The exercise:
List each line of the data in which the string "this" appears.

Provided data:
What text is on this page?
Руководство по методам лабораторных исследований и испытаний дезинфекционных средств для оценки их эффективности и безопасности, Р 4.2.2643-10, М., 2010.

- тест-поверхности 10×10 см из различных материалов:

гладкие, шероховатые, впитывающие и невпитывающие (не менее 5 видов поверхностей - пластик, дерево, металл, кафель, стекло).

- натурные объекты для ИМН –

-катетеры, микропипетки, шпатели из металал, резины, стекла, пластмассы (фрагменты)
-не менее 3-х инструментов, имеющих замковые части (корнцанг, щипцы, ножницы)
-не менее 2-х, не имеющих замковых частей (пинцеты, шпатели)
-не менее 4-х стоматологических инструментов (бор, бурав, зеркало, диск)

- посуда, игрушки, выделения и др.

---

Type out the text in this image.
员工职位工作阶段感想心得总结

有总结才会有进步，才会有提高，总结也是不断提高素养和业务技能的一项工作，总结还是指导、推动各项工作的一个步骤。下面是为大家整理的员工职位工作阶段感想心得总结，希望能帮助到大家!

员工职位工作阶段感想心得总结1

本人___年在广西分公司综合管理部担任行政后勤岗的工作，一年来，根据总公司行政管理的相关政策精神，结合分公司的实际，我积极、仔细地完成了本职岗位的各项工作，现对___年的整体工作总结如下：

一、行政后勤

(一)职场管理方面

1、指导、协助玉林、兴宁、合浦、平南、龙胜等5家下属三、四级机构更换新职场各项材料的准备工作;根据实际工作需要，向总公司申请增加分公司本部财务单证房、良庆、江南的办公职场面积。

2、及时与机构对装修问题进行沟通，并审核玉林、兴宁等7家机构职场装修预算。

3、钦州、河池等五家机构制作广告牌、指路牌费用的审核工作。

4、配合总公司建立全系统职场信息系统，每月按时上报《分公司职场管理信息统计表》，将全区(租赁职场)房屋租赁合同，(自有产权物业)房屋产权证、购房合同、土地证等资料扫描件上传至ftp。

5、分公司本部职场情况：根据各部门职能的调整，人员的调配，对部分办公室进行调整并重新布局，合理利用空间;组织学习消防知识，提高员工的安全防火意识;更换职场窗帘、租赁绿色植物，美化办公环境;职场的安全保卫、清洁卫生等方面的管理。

Task solution:
What text is on this page?
Type out the text in this image.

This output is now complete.